Set task
Report each line of the entries below that contains the string "axis" and copy those lines in full. Only matches with the same case count.

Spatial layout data
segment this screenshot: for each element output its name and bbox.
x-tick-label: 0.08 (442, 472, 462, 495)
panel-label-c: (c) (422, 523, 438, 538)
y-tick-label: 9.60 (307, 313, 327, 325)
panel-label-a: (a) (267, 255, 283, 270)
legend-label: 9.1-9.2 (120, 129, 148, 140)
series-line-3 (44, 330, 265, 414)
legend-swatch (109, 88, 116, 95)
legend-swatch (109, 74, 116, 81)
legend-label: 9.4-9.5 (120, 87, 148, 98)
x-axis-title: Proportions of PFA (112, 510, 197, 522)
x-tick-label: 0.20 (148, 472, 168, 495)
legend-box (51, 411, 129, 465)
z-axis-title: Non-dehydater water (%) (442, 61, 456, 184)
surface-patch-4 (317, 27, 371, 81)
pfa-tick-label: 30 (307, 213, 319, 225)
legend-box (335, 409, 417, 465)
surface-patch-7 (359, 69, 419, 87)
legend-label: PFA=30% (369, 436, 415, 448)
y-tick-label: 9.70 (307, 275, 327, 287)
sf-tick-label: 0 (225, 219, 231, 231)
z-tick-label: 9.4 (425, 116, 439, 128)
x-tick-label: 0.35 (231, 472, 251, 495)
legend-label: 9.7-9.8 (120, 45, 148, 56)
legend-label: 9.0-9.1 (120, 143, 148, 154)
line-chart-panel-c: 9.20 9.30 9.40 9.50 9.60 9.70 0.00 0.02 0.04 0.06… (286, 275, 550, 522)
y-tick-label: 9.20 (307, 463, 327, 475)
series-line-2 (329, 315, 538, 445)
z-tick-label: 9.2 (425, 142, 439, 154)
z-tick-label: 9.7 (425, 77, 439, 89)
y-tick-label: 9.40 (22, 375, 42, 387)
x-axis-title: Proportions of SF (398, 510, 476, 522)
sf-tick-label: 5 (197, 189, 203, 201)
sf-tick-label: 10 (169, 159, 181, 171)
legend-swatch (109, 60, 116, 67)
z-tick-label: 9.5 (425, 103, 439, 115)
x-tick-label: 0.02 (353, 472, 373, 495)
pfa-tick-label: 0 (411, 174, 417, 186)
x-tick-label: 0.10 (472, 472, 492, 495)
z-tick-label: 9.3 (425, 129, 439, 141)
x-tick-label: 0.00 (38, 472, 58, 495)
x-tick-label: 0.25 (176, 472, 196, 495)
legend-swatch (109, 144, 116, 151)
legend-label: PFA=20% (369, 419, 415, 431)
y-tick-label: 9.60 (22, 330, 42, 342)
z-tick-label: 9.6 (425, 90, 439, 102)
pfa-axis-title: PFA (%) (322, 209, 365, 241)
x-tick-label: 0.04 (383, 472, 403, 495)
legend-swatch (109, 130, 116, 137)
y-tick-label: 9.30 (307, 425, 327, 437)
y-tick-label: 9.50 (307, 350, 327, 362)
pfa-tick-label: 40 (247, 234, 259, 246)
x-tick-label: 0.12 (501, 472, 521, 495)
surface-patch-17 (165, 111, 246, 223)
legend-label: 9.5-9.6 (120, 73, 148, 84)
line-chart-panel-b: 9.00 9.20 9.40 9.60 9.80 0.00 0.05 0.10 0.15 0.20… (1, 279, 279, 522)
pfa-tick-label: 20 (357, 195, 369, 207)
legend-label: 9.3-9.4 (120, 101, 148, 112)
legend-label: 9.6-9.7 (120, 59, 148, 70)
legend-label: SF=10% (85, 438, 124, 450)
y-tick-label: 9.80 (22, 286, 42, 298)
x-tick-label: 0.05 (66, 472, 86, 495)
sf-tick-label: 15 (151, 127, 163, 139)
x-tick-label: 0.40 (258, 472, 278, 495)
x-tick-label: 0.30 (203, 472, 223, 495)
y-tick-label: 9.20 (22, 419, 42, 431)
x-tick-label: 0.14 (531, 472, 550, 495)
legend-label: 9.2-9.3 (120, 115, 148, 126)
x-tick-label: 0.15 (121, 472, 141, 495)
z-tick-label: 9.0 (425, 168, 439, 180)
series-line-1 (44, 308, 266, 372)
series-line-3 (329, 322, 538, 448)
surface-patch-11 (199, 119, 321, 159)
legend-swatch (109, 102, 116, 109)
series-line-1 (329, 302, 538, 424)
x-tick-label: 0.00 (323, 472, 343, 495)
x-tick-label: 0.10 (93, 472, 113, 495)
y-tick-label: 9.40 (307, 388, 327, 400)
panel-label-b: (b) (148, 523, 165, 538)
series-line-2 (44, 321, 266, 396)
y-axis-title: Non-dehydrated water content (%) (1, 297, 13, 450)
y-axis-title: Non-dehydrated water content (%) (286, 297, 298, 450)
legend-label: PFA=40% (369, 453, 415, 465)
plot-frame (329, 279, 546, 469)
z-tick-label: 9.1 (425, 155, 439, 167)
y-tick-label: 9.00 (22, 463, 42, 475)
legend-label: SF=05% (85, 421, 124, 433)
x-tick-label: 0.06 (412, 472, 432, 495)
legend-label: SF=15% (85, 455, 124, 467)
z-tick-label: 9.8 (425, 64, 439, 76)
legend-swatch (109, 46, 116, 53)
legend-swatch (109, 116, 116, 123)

Correct answer
x-axis-title: Proportions of PFA (112, 510, 197, 522)
z-axis-title: Non-dehydater water (%) (442, 61, 456, 184)
x-axis-title: Proportions of SF (398, 510, 476, 522)
pfa-axis-title: PFA (%) (322, 209, 365, 241)
y-axis-title: Non-dehydrated water content (%) (1, 297, 13, 450)
y-axis-title: Non-dehydrated water content (%) (286, 297, 298, 450)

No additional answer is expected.